+++ Quoted text +++
Ohio grand jury won't indict officers involved in shooting of Jayland Walker
AKRON, Ohio (AP) - An Ohio grand jury declined to indict eight police officers who fired 94 shots in the death last year of Jayland Walker, a 25-year-old Black man who fired at least one round at officers during a car and foot chase, the state's attorney general announced Monday.
Walker was shot 46 times in a hail of gunfire that lasted just under seven seconds after he jumped out of his still-moving car and ran from police, said Ohio Attorney General Dave Yost.
He had ignored commands to stop and show his hands and then reached toward his waistband and raised his hand as officers were chasing, Yost said. Some of the officers first used Tasers before firing their guns, he said.
But the officers, not knowing Walker left his gun in the car, believed he was going to fire again at them, Yost said. He said it is critical to remember that Walker had fired at police, and that he "shot first."
The shooting last June that Walker's family said was brutal and senseless sparked protests in Akron. On Monday, the city's mayor and police chief urged residents to react peacefully, acknowledging that tensions are high.
"Turn toward one other and not on each other," said Mayor Daniel Horrigan.
During a tear- and frustration-filled response press conference, the Walker family and their allies mourned the grand jury’s inaction and called on Akron residents to protest loudly for justice and change. Democratic U.S. Rep. Emilia Sykes, of Akron, said she will ask the department to investigate "the patterns and practices of the Akron Police Department."
"I still can’t comprehend how a young man has 46 bullet holes from officers and that is justified," Sykes said, while also urging people to honor Walker’s memory by protesting peacefully. "I ask you to remember the words of Jayland’s family by speaking up. But do so without violence."
The family and the NAACP previously have called on the Justice Department to open a federal civil rights investigation.
Bobby DiCello, an attorney for Walker's family, criticized the state's investigation, saying police gunned down Walker execution-style. Paige White, another attorney for the family, said the investigation was skewed in favor of the police and that "Jayland didn’t have a chance."
"Akron Police Department, when you call for peace, when you call for no destruction, when you call for respect — where was your respect for Jayland?" White said.
The state investigation found that police first saw Walker driving with a broken taillight and a broken light on his rear license plate, but they decided not to follow him. They saw him 10 minutes later at the same intersection and decided to pursue him for the equipment violation, Yost said.
Police said Walker refused to stop and then fired a shot from his car 40 seconds into the pursuit.
Officers chased the car on a freeway and city streets until Walker bailed from the still-moving vehicle and ran into a parking lot where he was killed while wearing a ski mask, body cam video showed. Authorities said he represented a "deadly threat." A handgun, a loaded magazine and a wedding ring were found on the driver’s seat of his car.
+++
### Exercises to complete
1 > Answer these about the article on the Jayland Walker shooting:
(a) How many shots did the eight officers fire?
(b) What is the name of Akron's mayor?
(c) What items were found on the driver's seat of Walker's car?
2 > Reproduce the part of the article on the Jayland Walker shooting starting with "He had ignored" and going on through "guns, he said.".
3 > Carry on the article about the Jayland Walker shooting from the point where it stops.
The material that comes next is from a different source than this article.
+++ Collected data +++
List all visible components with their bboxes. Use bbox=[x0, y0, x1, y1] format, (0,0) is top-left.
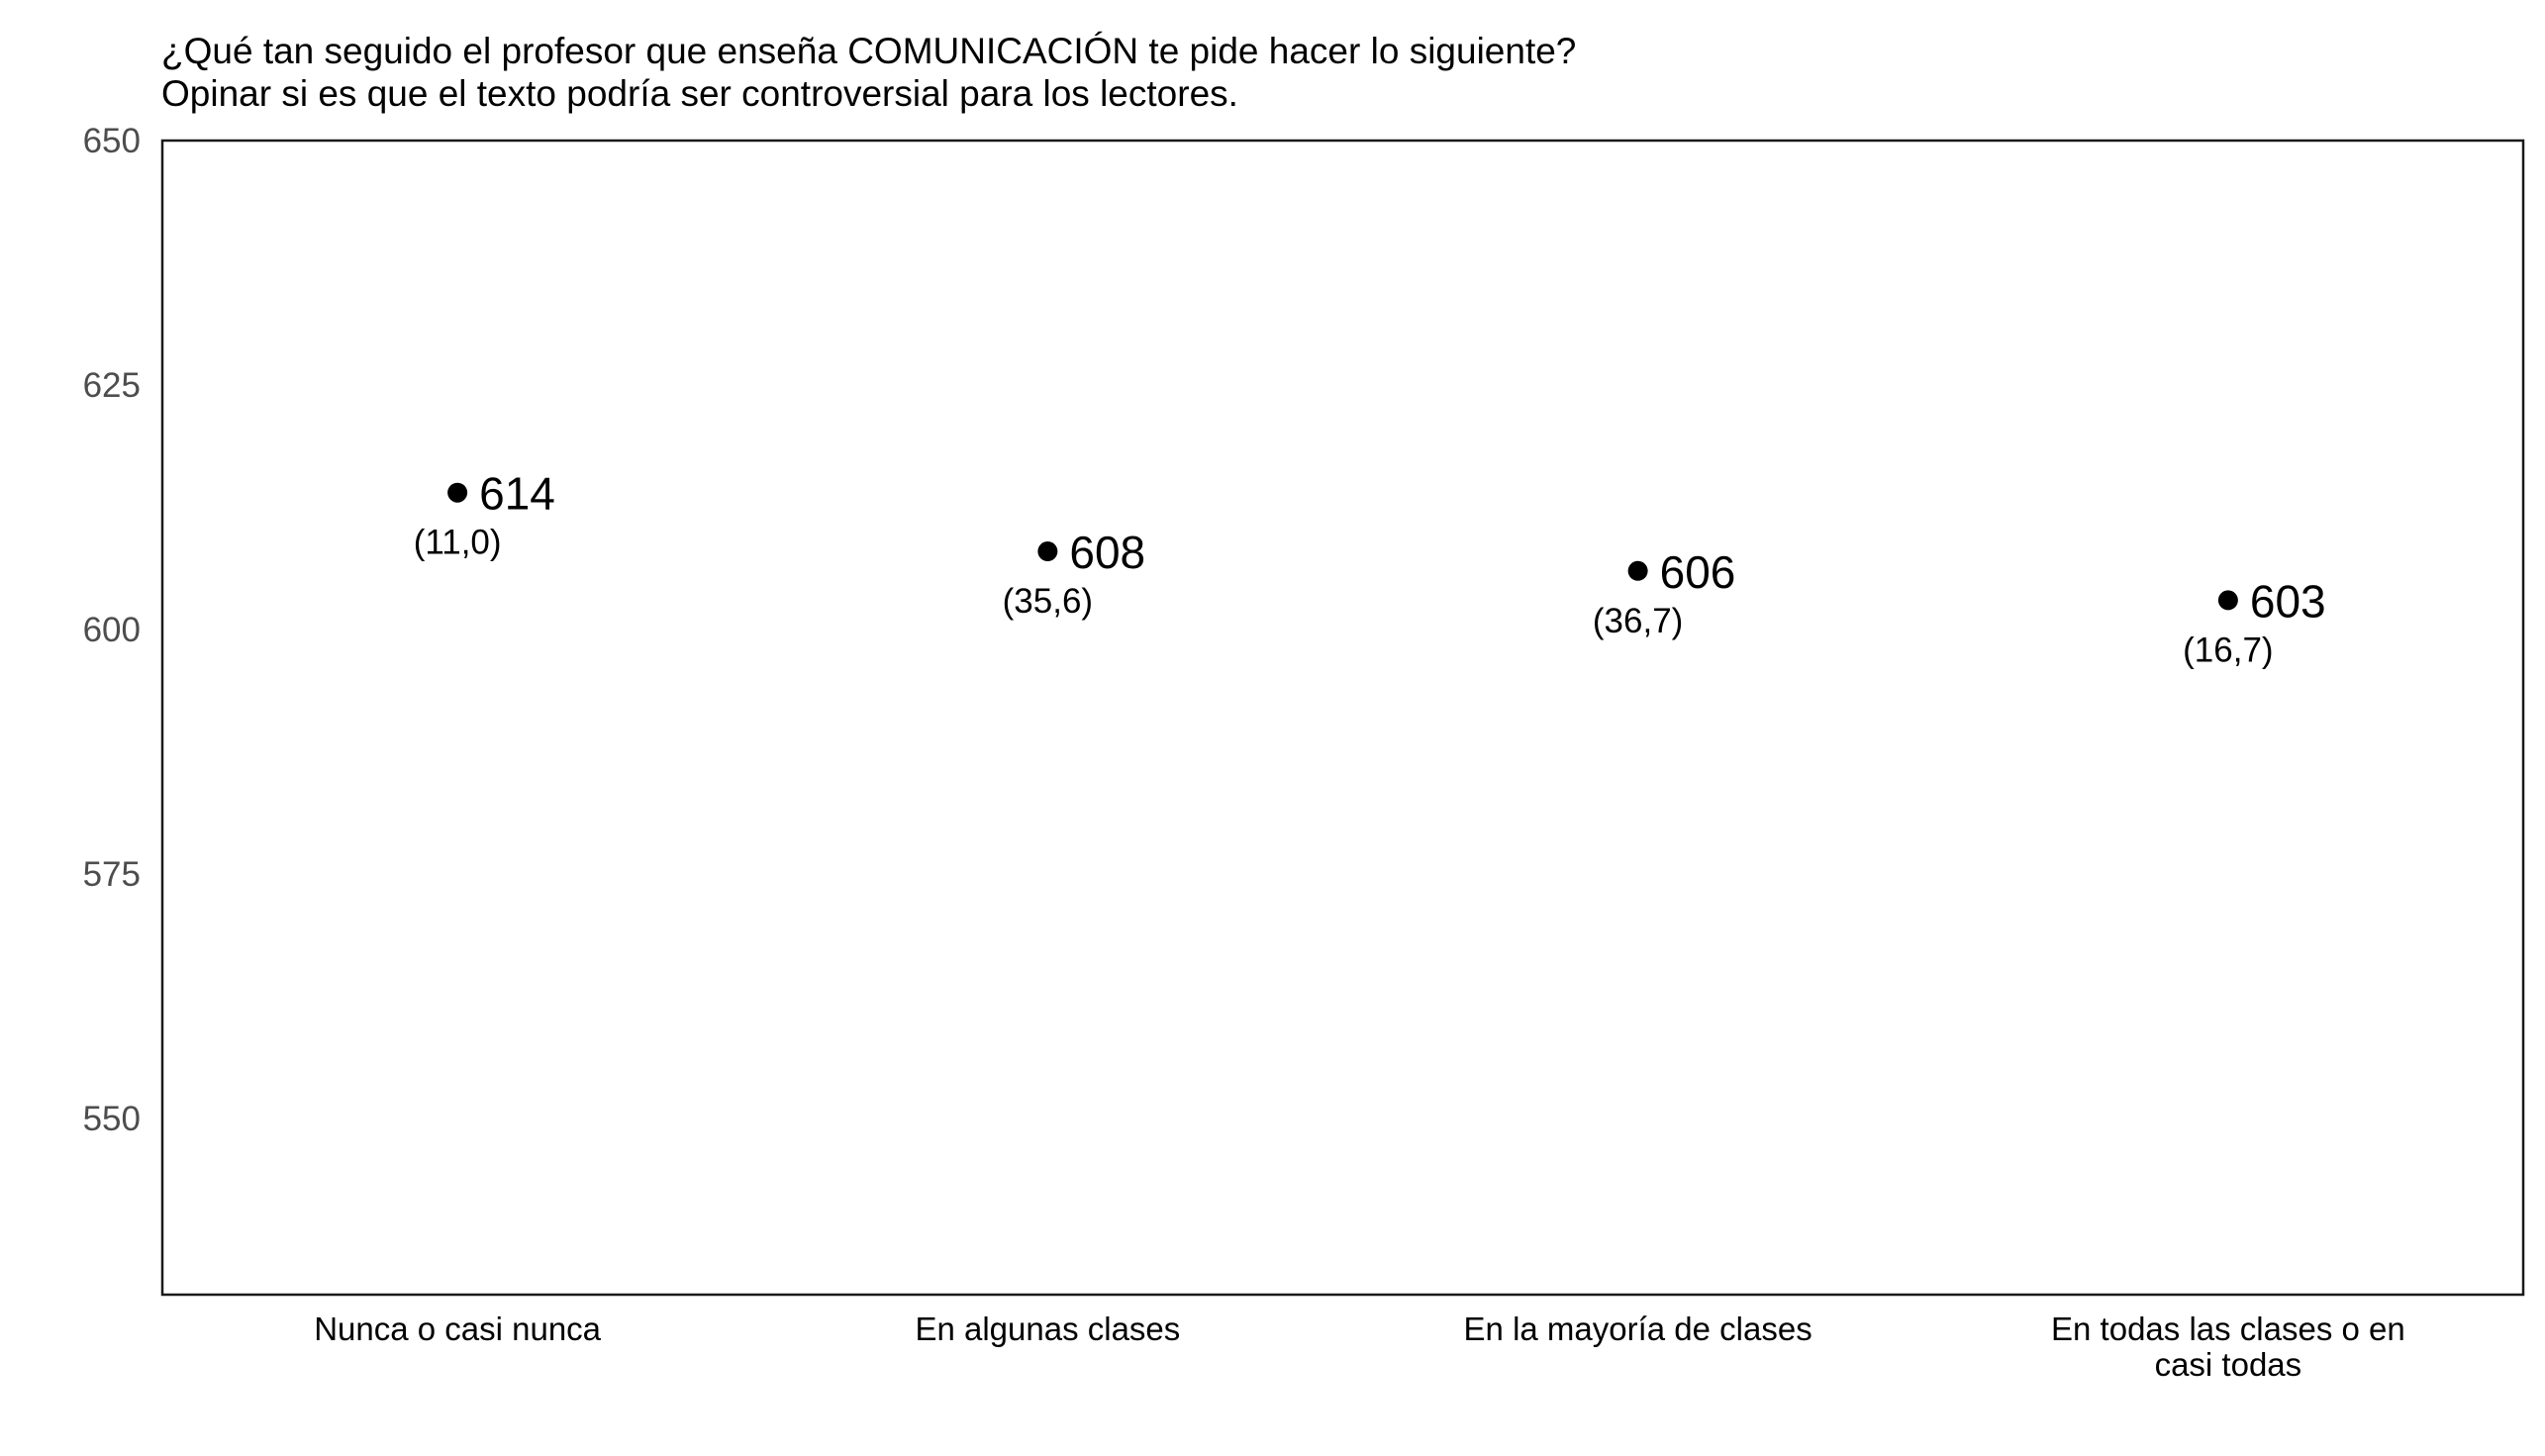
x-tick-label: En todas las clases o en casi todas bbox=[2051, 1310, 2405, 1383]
+++
### Results for each task
1 >
(a) 94 shots.
(b) Daniel Horrigan.
(c) A handgun, a loaded magazine and a wedding ring.

2 >
He had ignored commands to stop and show his hands and then reached toward his waistband and raised his hand as officers were chasing, Yost said. Some of the officers first used Tasers before firing their guns, he said.

3 >
Police union officials said the officers thought there was an immediate threat of serious harm and that their actions were in line with their training and protocols.
Dash-cam video from a police cruiser captured images of Walker firing the gun from his car, said Anthony Pierson, an assistant state attorney general. Walker had no criminal history and had never fired a gun until he went to a shooting range with a friend in early June, Pierson said.
Walker had been grieving his fiancée’s recent death but his family had no indication of concern beyond that, a family representative previously said.
Pierson wouldn’t speculate about Walker’s state of mind that night and said there was no direct evidence that he was suicidal.
"That night he encountered the police he wasn’t acting himself," Pierson said. "By all accounts he was a good person, a good man."
Blurry body camera footage released last summer did not clearly show what authorities say was a threatening gesture Walker made before he was shot.
Akron Police Chief Steve Mylett said Monday that the city will begin an internal investigation into the shooting, but he would not release the names of the eight officers because of ongoing threats against them.
The officers, who initially were placed on leave, will remain on administrative duties. None of the eight officers appear to have been disciplined for any previous use of force incidences, according to investigation records released by the state
While the grand jury’s decision shows no crime was committed by the officers, "in no way does that take away from the tragedy of June 27," Mylett said.
Attorneys for the eight officers released a statement calling the incident a tragedy for the entire community, including Walker's family and all of the officers who were involved. "A split-second decision to use lethal force is one that every police officer hopes he or she will never be forced to make," the statement said.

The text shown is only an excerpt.